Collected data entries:
<<<<
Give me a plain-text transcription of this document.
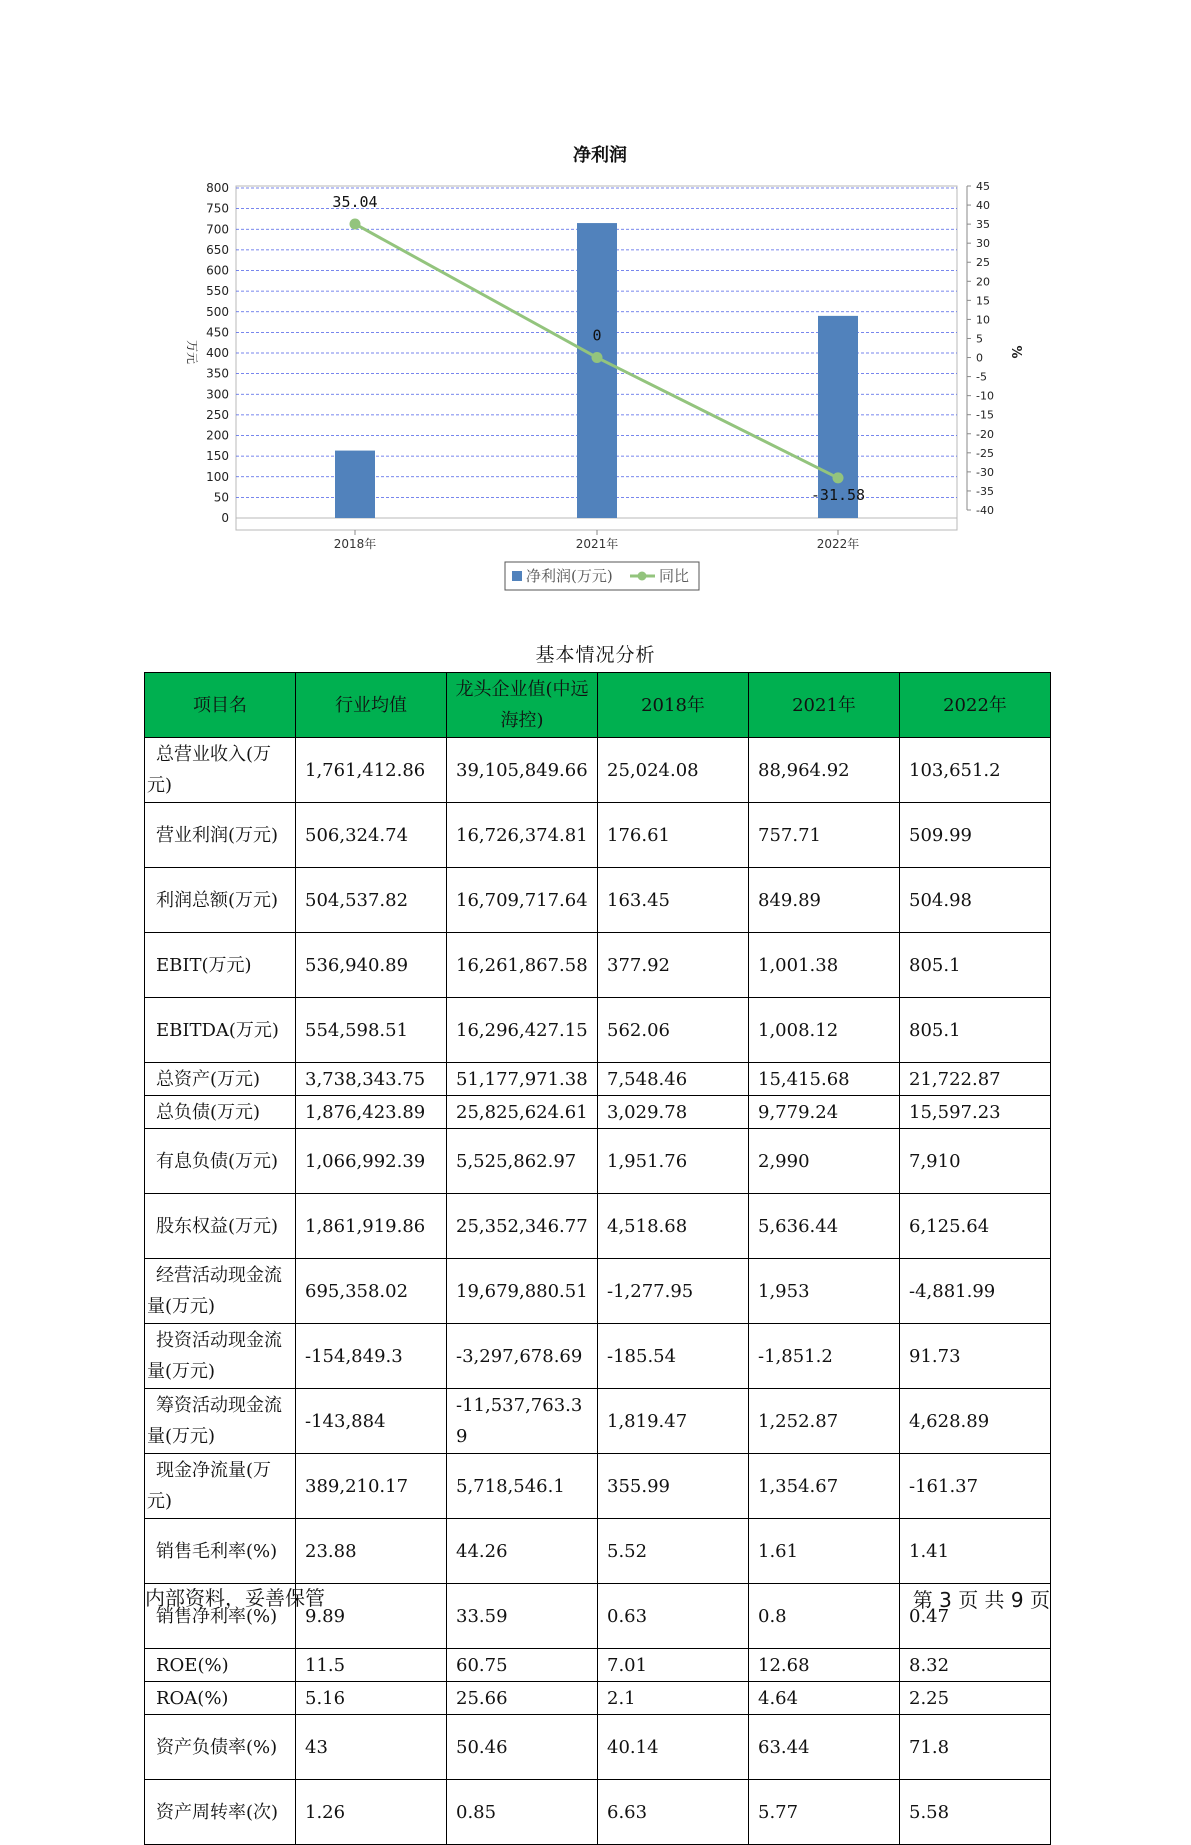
0
50
100
150
200
250
300
350
400
450
500
550
600
650
700
750
800
-40
-35
-30
-25
-20
-15
-10
-5
0
5
10
15
20
25
30
35
40
45
万元	%
净利润
2018年	2021年	2022年
35.04
0
-31.58
净利润(万元)	同比
基本情况分析
项目名	行业均值	龙头企业值(中远海控)	2018年	2021年	2022年
总营业收入(万元)	1,761,412.86	39,105,849.66	25,024.08	88,964.92	103,651.2
营业利润(万元)	506,324.74	16,726,374.81	176.61	757.71	509.99
利润总额(万元)	504,537.82	16,709,717.64	163.45	849.89	504.98
EBIT(万元)	536,940.89	16,261,867.58	377.92	1,001.38	805.1
EBITDA(万元)	554,598.51	16,296,427.15	562.06	1,008.12	805.1
总资产(万元)	3,738,343.75	51,177,971.38	7,548.46	15,415.68	21,722.87
总负债(万元)	1,876,423.89	25,825,624.61	3,029.78	9,779.24	15,597.23
有息负债(万元)	1,066,992.39	5,525,862.97	1,951.76	2,990	7,910
股东权益(万元)	1,861,919.86	25,352,346.77	4,518.68	5,636.44	6,125.64
经营活动现金流量(万元)	695,358.02	19,679,880.51	-1,277.95	1,953	-4,881.99
投资活动现金流量(万元)	-154,849.3	-3,297,678.69	-185.54	-1,851.2	91.73
筹资活动现金流量(万元)	-143,884	-11,537,763.39	1,819.47	1,252.87	4,628.89
现金净流量(万元)	389,210.17	5,718,546.1	355.99	1,354.67	-161.37
销售毛利率(%)	23.88	44.26	5.52	1.61	1.41
销售净利率(%)	9.89	33.59	0.63	0.8	0.47
ROE(%)	11.5	60.75	7.01	12.68	8.32
ROA(%)	5.16	25.66	2.1	4.64	2.25
资产负债率(%)	43	50.46	40.14	63.44	71.8
资产周转率(次)	1.26	0.85	6.63	5.77	5.58
内部资料，妥善保管	第 3 页 共 9 页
>>>>
> **Written exercise**
Omit the images and transcribe all of the records above word for word.

> **Expected answer**
Give me a plain-text transcription of this document.
0
50
100
150
200
250
300
350
400
450
500
550
600
650
700
750
800
-40
-35
-30
-25
-20
-15
-10
-5
0
5
10
15
20
25
30
35
40
45
万元	%
净利润
2018年	2021年	2022年
35.04
0
-31.58
净利润(万元)	同比
基本情况分析
项目名	行业均值	龙头企业值(中远海控)	2018年	2021年	2022年
总营业收入(万元)	1,761,412.86	39,105,849.66	25,024.08	88,964.92	103,651.2
营业利润(万元)	506,324.74	16,726,374.81	176.61	757.71	509.99
利润总额(万元)	504,537.82	16,709,717.64	163.45	849.89	504.98
EBIT(万元)	536,940.89	16,261,867.58	377.92	1,001.38	805.1
EBITDA(万元)	554,598.51	16,296,427.15	562.06	1,008.12	805.1
总资产(万元)	3,738,343.75	51,177,971.38	7,548.46	15,415.68	21,722.87
总负债(万元)	1,876,423.89	25,825,624.61	3,029.78	9,779.24	15,597.23
有息负债(万元)	1,066,992.39	5,525,862.97	1,951.76	2,990	7,910
股东权益(万元)	1,861,919.86	25,352,346.77	4,518.68	5,636.44	6,125.64
经营活动现金流量(万元)	695,358.02	19,679,880.51	-1,277.95	1,953	-4,881.99
投资活动现金流量(万元)	-154,849.3	-3,297,678.69	-185.54	-1,851.2	91.73
筹资活动现金流量(万元)	-143,884	-11,537,763.39	1,819.47	1,252.87	4,628.89
现金净流量(万元)	389,210.17	5,718,546.1	355.99	1,354.67	-161.37
销售毛利率(%)	23.88	44.26	5.52	1.61	1.41
销售净利率(%)	9.89	33.59	0.63	0.8	0.47
ROE(%)	11.5	60.75	7.01	12.68	8.32
ROA(%)	5.16	25.66	2.1	4.64	2.25
资产负债率(%)	43	50.46	40.14	63.44	71.8
资产周转率(次)	1.26	0.85	6.63	5.77	5.58
内部资料，妥善保管	第 3 页 共 9 页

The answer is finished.